Reproduce every line of the records below word for word, leaving the pictures out of your copy.

Dataset rows:
###
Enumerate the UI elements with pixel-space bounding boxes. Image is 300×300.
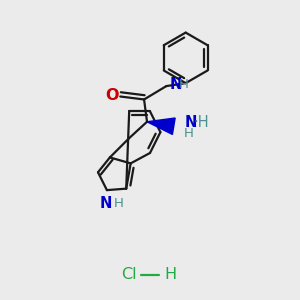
Text: N: N [99, 196, 112, 211]
Text: O: O [105, 88, 119, 103]
Text: N: N [169, 77, 182, 92]
Text: Cl: Cl [122, 267, 137, 282]
Text: H: H [165, 267, 177, 282]
Text: H: H [113, 197, 123, 210]
Text: H: H [184, 127, 194, 140]
Polygon shape [147, 118, 175, 134]
Text: N: N [184, 115, 196, 130]
Text: H: H [179, 78, 189, 91]
Text: ·H: ·H [193, 115, 209, 130]
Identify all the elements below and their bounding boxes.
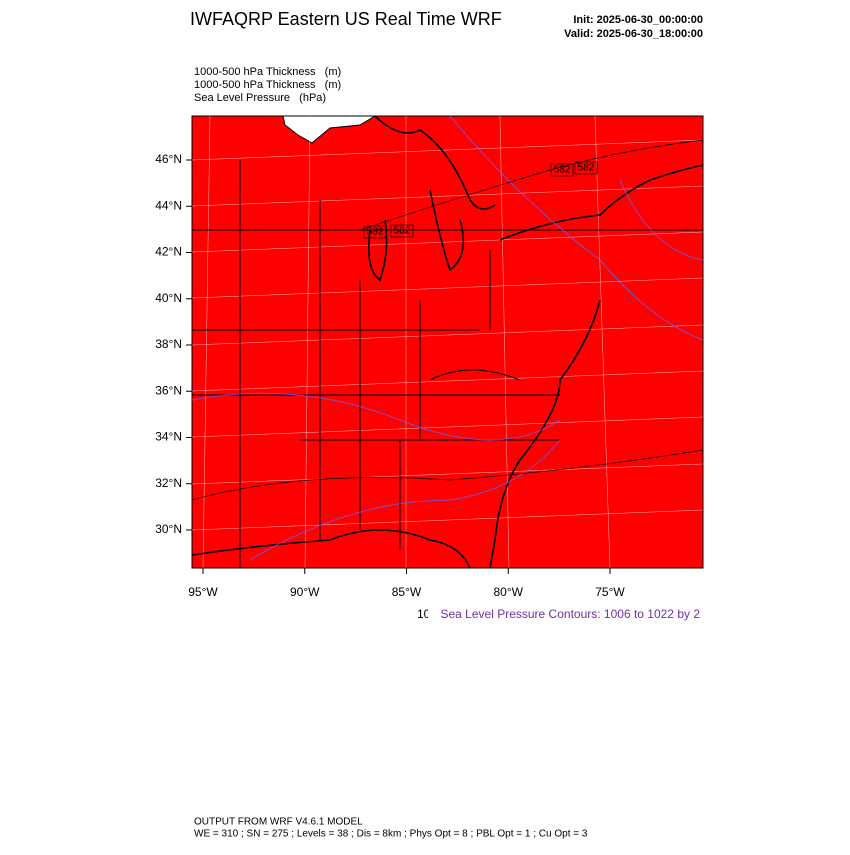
###
Response to the task
Enumerate the UI elements with pixel-space bounding boxes. Image is 300×300.
Text: N: N [99, 196, 112, 211]
Text: O: O [105, 88, 119, 103]
Text: N: N [169, 77, 182, 92]
Text: Cl: Cl [122, 267, 137, 282]
Text: H: H [165, 267, 177, 282]
Text: H: H [113, 197, 123, 210]
Text: H: H [184, 127, 194, 140]
Polygon shape [147, 118, 175, 134]
Text: N: N [184, 115, 196, 130]
Text: H: H [179, 78, 189, 91]
Text: ·H: ·H [193, 115, 209, 130]
Identify all the elements below and their bounding boxes.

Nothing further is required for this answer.